▸ **Written request**
Look through the listing below and give the number of lines that hold "this". Say nothing more.

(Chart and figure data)
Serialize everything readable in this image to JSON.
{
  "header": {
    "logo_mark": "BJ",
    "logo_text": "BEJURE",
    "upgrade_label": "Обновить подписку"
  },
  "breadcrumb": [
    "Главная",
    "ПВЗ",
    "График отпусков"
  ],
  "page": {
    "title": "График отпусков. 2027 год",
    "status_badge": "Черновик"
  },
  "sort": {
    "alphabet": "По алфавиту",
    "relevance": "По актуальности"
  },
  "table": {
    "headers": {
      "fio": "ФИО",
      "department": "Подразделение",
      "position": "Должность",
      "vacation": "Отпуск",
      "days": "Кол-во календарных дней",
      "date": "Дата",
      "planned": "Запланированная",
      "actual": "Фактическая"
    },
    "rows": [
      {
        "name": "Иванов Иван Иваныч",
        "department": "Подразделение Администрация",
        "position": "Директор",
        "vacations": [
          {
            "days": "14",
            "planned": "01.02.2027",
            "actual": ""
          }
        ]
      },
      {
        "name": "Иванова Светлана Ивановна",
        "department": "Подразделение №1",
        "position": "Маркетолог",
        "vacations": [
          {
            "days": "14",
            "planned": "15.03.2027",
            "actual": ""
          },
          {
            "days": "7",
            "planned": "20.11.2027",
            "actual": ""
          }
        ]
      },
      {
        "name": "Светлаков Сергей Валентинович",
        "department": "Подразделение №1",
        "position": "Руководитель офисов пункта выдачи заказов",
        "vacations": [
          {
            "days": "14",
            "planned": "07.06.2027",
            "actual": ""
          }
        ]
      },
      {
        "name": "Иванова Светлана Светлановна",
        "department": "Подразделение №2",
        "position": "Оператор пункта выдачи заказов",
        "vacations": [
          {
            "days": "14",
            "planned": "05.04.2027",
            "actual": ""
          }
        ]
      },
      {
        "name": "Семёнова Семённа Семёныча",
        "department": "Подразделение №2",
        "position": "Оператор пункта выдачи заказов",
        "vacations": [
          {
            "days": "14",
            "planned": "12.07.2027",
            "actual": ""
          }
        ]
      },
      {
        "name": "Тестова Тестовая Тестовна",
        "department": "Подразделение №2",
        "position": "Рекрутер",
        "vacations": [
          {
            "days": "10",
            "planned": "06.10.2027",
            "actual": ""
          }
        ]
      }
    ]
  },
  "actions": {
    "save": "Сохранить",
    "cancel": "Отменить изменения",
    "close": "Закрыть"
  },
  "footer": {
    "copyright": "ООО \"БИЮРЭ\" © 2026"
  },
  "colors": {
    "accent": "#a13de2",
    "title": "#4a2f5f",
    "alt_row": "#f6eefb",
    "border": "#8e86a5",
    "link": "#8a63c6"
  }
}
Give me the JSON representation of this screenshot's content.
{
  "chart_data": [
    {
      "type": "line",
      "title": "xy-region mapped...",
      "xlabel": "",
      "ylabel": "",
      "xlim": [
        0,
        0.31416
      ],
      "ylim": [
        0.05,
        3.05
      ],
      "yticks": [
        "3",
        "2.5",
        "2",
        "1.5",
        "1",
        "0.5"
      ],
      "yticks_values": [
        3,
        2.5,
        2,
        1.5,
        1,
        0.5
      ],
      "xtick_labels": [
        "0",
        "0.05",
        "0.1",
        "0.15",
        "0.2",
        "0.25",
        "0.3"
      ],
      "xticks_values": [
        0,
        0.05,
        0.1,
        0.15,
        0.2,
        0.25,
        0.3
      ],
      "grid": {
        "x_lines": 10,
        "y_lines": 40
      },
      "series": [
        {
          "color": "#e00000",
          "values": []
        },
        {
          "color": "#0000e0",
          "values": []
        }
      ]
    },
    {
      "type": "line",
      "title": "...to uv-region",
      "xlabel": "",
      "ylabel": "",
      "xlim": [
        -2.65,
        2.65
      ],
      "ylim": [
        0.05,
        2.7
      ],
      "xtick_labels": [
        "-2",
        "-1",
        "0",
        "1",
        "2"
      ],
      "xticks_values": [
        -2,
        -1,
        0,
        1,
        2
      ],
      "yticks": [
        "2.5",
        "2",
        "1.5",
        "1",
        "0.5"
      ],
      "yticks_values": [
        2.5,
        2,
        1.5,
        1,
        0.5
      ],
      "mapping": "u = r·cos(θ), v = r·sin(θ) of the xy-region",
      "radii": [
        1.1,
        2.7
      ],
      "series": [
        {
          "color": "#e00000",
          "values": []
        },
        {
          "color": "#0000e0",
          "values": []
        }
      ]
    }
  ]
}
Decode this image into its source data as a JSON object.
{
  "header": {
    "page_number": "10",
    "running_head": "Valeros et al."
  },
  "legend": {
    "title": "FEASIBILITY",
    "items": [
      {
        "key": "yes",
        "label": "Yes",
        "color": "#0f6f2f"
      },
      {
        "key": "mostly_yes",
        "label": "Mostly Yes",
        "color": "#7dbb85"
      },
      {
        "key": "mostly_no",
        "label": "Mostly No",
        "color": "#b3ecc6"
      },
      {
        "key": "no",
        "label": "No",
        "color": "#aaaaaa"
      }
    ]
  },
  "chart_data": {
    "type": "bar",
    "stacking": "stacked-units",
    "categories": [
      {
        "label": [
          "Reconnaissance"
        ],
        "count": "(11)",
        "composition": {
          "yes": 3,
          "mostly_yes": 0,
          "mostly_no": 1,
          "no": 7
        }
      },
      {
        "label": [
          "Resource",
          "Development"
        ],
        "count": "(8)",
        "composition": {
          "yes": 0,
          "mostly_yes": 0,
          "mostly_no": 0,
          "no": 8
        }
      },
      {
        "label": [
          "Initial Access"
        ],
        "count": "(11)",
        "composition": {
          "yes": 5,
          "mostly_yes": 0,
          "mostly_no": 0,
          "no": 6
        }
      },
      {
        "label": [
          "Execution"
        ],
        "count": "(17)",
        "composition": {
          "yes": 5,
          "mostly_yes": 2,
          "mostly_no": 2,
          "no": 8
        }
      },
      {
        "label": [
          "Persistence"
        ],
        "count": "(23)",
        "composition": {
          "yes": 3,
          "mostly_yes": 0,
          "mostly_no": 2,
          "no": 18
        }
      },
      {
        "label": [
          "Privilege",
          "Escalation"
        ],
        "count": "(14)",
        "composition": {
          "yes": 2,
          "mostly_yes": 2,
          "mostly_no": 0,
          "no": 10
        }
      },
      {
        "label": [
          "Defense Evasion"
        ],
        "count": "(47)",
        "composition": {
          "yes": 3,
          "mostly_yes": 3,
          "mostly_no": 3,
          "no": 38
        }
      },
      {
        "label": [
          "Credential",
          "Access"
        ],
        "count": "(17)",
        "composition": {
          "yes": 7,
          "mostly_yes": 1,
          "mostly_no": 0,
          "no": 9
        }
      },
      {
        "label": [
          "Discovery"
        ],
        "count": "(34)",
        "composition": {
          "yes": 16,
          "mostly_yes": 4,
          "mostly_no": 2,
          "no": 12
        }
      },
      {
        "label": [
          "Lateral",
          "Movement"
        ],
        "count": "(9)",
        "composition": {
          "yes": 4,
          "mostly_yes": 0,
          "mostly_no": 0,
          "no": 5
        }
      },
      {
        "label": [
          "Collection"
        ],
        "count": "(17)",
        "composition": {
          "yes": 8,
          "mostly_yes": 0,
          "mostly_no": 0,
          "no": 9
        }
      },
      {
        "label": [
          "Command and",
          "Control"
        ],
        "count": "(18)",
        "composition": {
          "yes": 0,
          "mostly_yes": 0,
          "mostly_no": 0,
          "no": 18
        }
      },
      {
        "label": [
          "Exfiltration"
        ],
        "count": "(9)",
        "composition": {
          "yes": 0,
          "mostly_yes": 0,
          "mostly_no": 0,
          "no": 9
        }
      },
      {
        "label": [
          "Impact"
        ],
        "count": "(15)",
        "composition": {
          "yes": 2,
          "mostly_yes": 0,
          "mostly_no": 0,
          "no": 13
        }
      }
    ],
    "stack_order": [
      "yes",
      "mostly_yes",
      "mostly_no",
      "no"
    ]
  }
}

▸ **Solved exercise**
3